## The data
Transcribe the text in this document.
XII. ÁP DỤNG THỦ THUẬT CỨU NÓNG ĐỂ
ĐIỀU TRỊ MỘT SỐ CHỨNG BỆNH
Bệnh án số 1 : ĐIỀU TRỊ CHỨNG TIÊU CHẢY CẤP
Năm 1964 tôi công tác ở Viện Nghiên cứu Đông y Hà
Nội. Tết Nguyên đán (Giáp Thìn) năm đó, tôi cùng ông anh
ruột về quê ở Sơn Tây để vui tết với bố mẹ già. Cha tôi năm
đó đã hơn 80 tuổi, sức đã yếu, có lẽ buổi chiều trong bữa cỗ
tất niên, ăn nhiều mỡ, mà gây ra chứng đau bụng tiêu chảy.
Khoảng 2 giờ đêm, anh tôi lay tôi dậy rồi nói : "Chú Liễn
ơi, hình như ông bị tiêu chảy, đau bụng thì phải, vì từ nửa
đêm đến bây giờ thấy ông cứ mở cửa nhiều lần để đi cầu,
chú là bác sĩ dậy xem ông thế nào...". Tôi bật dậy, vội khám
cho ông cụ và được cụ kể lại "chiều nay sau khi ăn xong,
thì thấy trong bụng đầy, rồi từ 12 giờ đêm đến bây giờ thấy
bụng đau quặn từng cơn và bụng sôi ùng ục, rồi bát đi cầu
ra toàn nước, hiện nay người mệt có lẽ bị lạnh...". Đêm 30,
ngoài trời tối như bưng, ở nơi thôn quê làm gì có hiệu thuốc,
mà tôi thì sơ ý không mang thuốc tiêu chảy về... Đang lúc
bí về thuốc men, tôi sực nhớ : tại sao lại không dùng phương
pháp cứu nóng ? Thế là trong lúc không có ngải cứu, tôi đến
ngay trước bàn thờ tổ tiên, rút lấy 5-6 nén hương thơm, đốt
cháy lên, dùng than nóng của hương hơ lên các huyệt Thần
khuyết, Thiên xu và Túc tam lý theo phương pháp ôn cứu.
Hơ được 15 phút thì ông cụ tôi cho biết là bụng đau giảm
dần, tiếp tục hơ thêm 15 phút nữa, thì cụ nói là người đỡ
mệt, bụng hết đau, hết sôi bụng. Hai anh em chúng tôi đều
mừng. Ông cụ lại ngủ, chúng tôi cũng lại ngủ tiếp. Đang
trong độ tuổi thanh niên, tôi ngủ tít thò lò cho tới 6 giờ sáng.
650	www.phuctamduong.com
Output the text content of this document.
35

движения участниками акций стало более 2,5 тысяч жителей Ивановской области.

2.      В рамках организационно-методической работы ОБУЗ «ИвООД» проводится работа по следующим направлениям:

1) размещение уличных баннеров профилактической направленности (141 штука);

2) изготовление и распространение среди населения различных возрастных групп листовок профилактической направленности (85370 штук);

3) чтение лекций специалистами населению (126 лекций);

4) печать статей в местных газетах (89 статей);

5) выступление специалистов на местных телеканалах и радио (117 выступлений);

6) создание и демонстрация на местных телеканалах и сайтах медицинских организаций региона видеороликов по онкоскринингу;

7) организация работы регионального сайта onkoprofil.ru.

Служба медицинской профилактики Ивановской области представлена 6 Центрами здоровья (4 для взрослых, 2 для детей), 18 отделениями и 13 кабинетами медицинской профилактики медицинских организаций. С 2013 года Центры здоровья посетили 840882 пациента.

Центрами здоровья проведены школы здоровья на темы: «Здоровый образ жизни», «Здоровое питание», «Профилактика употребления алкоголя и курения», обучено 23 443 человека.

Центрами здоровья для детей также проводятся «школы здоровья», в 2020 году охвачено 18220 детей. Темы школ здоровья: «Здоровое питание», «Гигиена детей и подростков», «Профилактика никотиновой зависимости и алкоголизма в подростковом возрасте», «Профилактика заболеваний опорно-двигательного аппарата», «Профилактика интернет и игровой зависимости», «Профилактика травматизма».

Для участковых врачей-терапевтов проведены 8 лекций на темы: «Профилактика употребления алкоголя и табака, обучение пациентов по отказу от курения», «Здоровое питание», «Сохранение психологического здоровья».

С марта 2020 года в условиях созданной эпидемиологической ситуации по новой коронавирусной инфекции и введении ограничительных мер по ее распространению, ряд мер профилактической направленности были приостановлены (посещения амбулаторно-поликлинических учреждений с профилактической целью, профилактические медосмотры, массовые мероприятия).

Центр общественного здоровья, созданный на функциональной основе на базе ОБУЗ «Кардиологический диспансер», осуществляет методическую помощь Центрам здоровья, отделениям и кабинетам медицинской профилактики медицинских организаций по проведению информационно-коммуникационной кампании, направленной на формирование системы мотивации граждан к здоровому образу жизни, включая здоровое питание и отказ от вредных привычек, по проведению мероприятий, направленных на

## Task prompt
Of the lines in this listing, how many contain "không"? Reply with the number and nothing more.

## Written reply
3